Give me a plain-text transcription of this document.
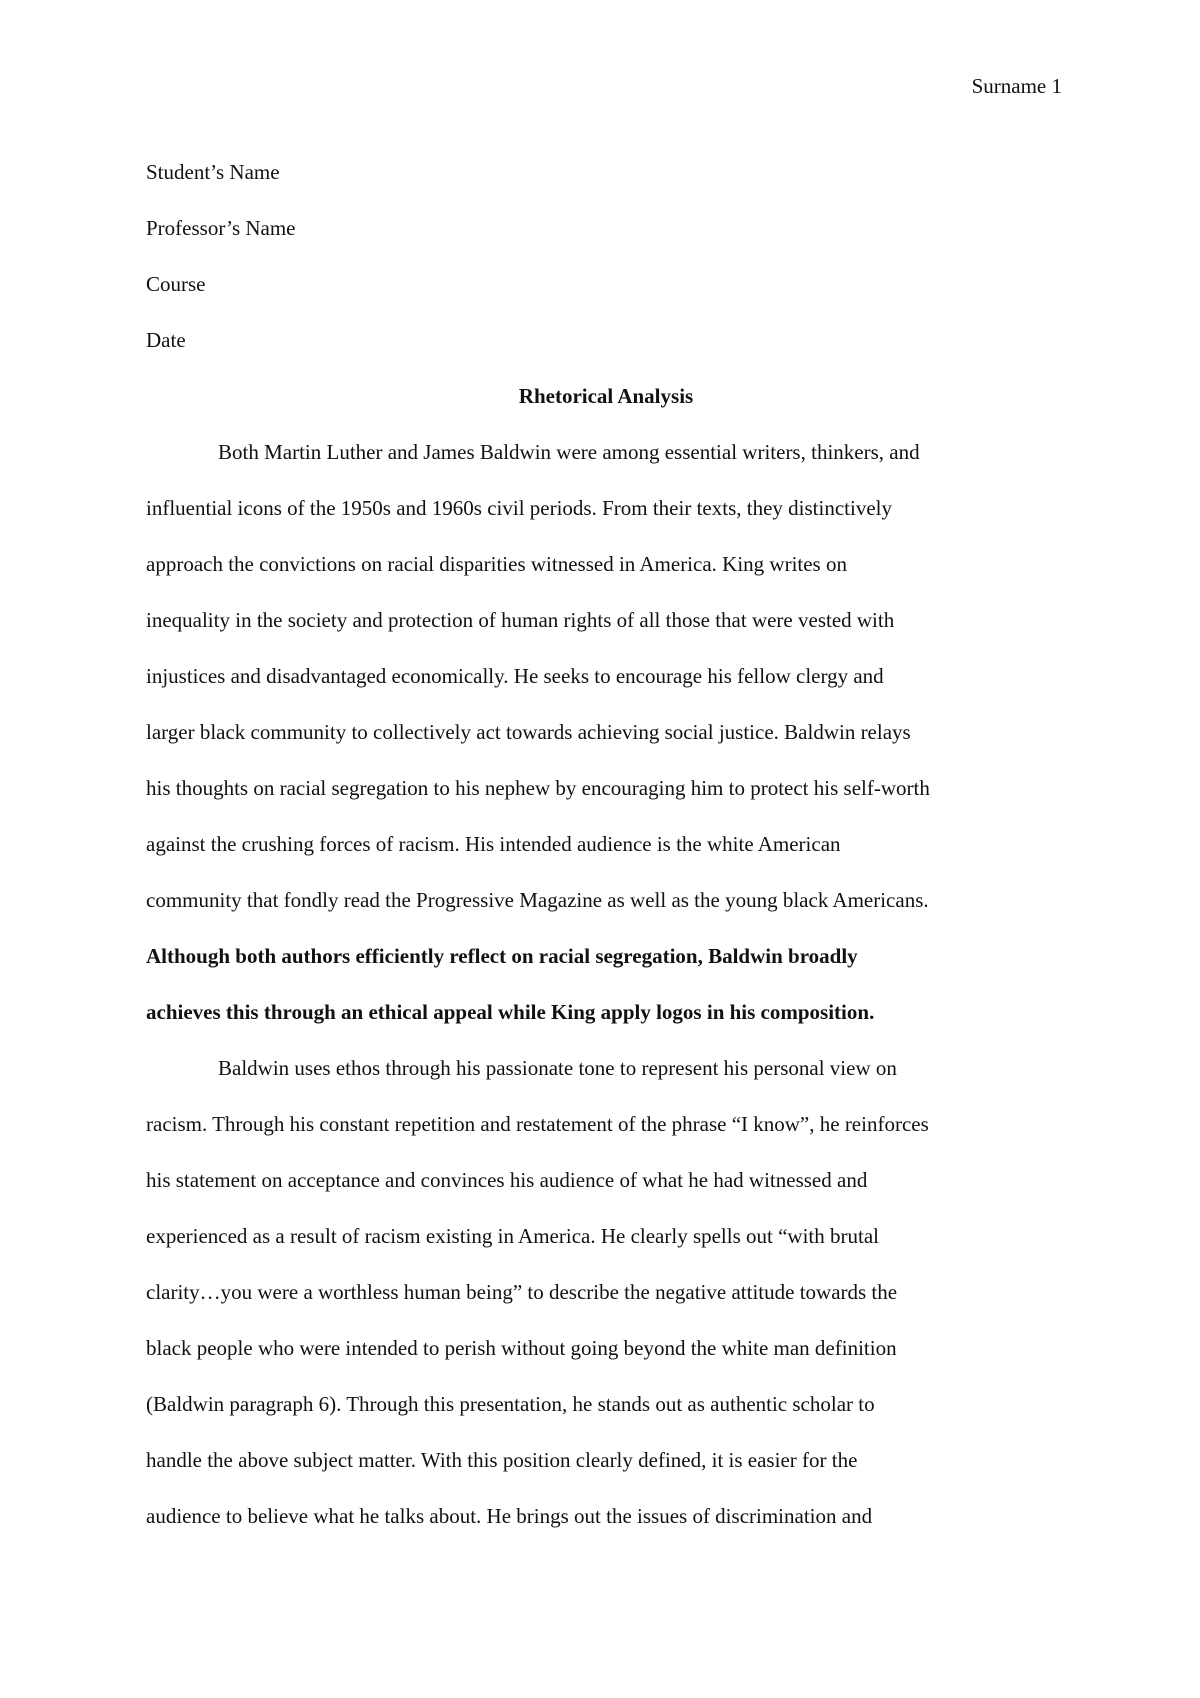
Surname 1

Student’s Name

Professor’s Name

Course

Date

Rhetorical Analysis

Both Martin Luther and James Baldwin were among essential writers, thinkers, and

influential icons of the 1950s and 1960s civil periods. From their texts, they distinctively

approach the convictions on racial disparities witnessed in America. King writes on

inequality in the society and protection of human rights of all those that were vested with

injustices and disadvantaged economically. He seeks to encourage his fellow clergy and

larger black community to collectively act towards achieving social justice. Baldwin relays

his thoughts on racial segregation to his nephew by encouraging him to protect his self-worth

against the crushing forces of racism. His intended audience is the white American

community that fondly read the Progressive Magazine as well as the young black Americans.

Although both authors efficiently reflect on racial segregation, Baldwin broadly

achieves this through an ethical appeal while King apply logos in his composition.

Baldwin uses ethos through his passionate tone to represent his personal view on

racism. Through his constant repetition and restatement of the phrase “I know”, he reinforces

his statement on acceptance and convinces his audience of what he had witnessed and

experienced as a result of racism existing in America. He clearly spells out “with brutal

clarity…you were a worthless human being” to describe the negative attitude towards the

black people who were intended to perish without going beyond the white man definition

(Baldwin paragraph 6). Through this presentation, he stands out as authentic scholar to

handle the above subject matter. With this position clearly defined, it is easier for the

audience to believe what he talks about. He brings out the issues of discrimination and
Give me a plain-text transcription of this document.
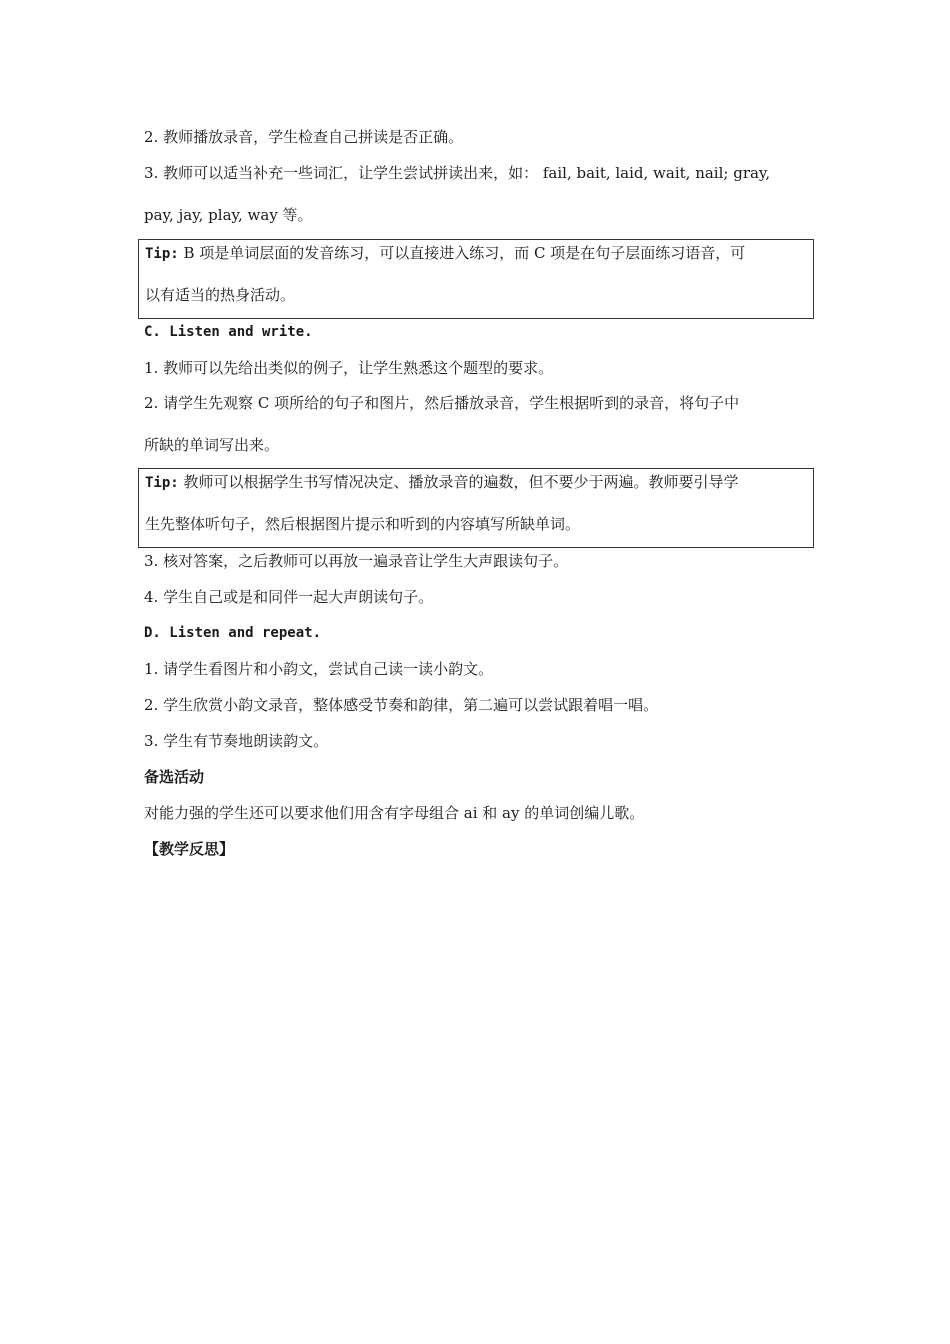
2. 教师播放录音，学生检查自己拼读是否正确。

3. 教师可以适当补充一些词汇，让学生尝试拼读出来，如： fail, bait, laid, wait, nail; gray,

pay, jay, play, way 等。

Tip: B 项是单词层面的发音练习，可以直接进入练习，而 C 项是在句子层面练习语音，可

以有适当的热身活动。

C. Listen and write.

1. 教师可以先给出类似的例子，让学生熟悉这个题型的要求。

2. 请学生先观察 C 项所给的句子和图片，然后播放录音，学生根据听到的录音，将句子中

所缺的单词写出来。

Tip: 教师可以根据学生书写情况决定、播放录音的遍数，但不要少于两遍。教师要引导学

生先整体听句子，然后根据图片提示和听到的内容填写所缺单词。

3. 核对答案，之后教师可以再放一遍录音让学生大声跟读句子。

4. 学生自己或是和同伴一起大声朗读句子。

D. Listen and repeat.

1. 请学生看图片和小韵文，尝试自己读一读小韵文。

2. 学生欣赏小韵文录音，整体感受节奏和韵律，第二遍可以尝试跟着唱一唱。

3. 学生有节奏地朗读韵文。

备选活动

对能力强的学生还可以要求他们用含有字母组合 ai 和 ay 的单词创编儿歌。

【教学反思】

☆ ☆ ☆

» **Problem requirements**: Take every line from the records above that has the word "King" and copy it.

» **Result below**:
approach the convictions on racial disparities witnessed in America. King writes on
achieves this through an ethical appeal while King apply logos in his composition.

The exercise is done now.